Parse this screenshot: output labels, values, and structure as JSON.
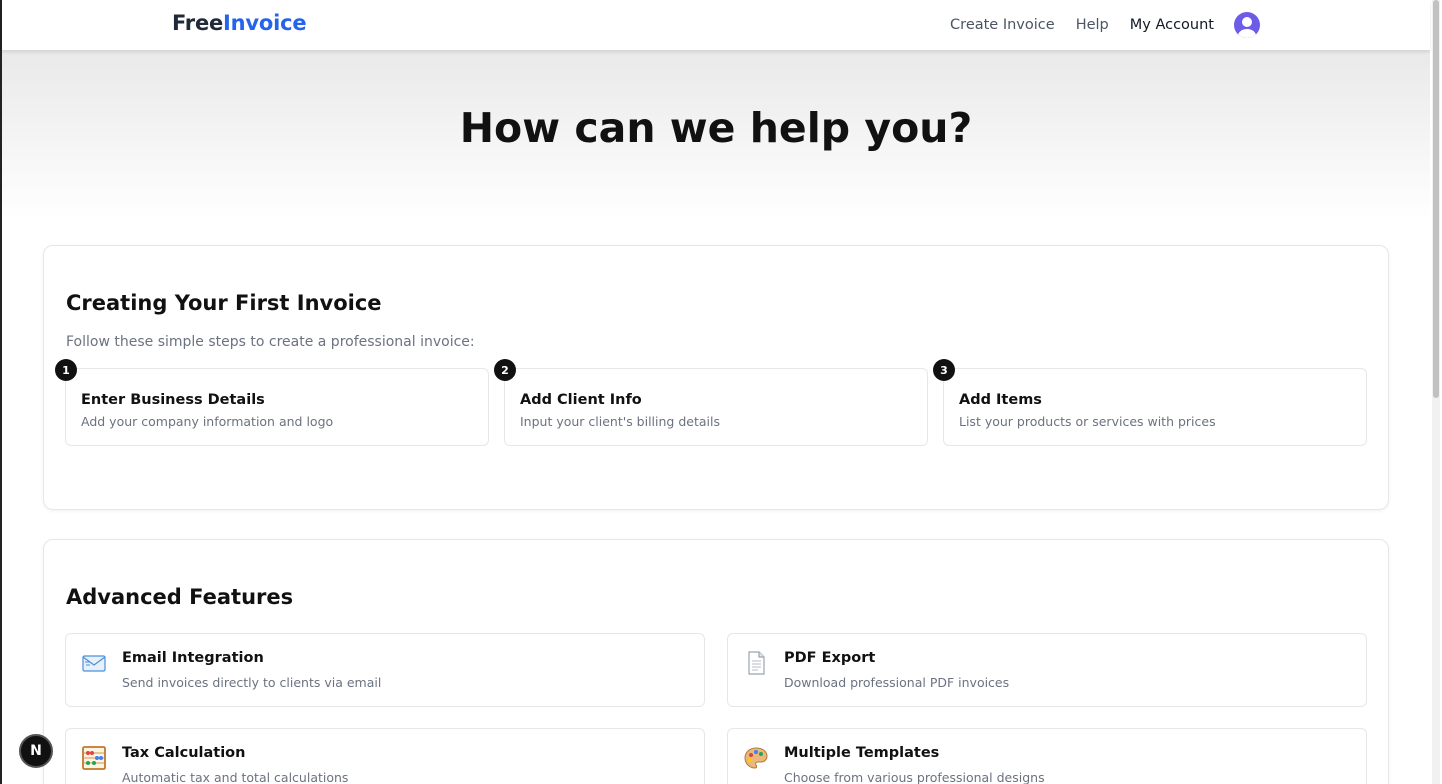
{
  "header": {
    "logo_part1": "Free",
    "logo_part2": "Invoice",
    "nav": [
      "Create Invoice",
      "Help",
      "My Account"
    ],
    "avatar_icon": "user-avatar-icon"
  },
  "hero": {
    "title": "How can we help you?"
  },
  "first_invoice": {
    "title": "Creating Your First Invoice",
    "subtitle": "Follow these simple steps to create a professional invoice:",
    "steps": [
      {
        "num": "1",
        "title": "Enter Business Details",
        "desc": "Add your company information and logo"
      },
      {
        "num": "2",
        "title": "Add Client Info",
        "desc": "Input your client's billing details"
      },
      {
        "num": "3",
        "title": "Add Items",
        "desc": "List your products or services with prices"
      }
    ]
  },
  "advanced": {
    "title": "Advanced Features",
    "features": [
      {
        "icon": "email-icon",
        "glyph": "📧",
        "title": "Email Integration",
        "desc": "Send invoices directly to clients via email"
      },
      {
        "icon": "document-icon",
        "glyph": "📄",
        "title": "PDF Export",
        "desc": "Download professional PDF invoices"
      },
      {
        "icon": "abacus-icon",
        "glyph": "🧮",
        "title": "Tax Calculation",
        "desc": "Automatic tax and total calculations"
      },
      {
        "icon": "palette-icon",
        "glyph": "🎨",
        "title": "Multiple Templates",
        "desc": "Choose from various professional designs"
      }
    ]
  },
  "devtool": {
    "label": "N"
  },
  "colors": {
    "brand_blue": "#2563eb",
    "avatar": "#6d5ce8"
  }
}
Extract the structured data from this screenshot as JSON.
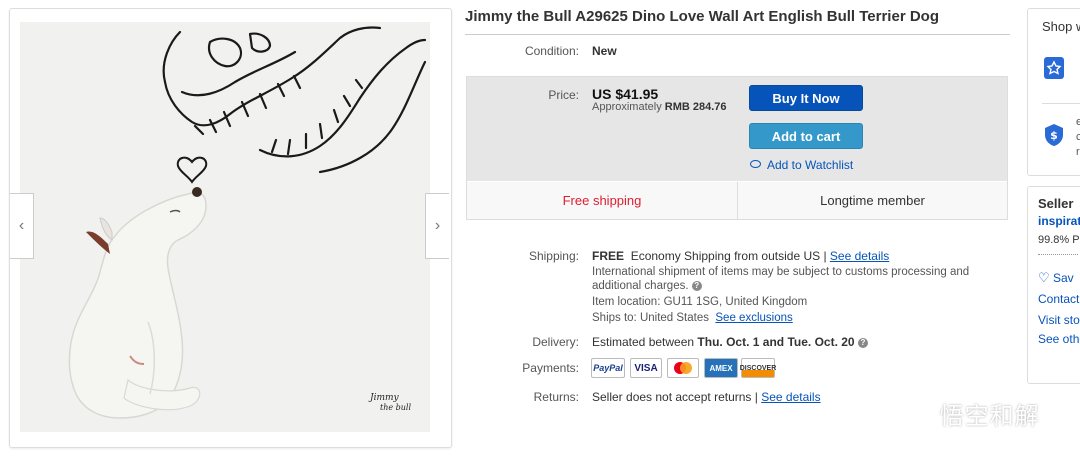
{
  "title": "Jimmy the Bull A29625 Dino Love Wall Art English Bull Terrier Dog",
  "condition": {
    "label": "Condition:",
    "value": "New"
  },
  "price": {
    "label": "Price:",
    "value": "US $41.95",
    "approx_prefix": "Approximately",
    "approx_value": "RMB 284.76"
  },
  "buttons": {
    "buy_now": "Buy It Now",
    "add_to_cart": "Add to cart",
    "watchlist": "Add to Watchlist"
  },
  "badges": {
    "free_shipping": "Free shipping",
    "longtime": "Longtime member"
  },
  "shipping": {
    "label": "Shipping:",
    "free": "FREE",
    "method": "Economy Shipping from outside US |",
    "details_link": "See details",
    "international": "International shipment of items may be subject to customs processing and additional charges.",
    "location_label": "Item location:",
    "location": "GU11 1SG, United Kingdom",
    "ships_to_label": "Ships to:",
    "ships_to": "United States",
    "exclusions_link": "See exclusions"
  },
  "delivery": {
    "label": "Delivery:",
    "prefix": "Estimated between",
    "start": "Thu. Oct. 1",
    "and": "and",
    "end": "Tue. Oct. 20"
  },
  "payments": {
    "label": "Payments:",
    "methods": [
      "PayPal",
      "VISA",
      "MasterCard",
      "AMEX",
      "DISCOVER"
    ]
  },
  "returns": {
    "label": "Returns:",
    "text": "Seller does not accept returns |",
    "details_link": "See details"
  },
  "artwork_signature": "Jimmy the Bull",
  "right_panel": {
    "shop_title": "Shop w",
    "shield_text": [
      "e",
      "c",
      "r"
    ],
    "seller_title": "Seller",
    "seller_name": "inspirat",
    "feedback": "99.8% P",
    "save": "Sav",
    "contact": "Contact",
    "visit_store": "Visit stor",
    "see_other": "See othe"
  },
  "watermark": "悟空和解",
  "colors": {
    "link": "#0654ba",
    "buy_button": "#0654ba",
    "cart_button": "#3498ca",
    "free_shipping": "#dd1e31"
  }
}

- _WHAT YOU HAVE TO DO_
Find every line that has "location" in it, then return those lines.

- _ANSWER TO THIS TASK_
    "location_label": "Item location:",
    "location": "GU11 1SG, United Kingdom",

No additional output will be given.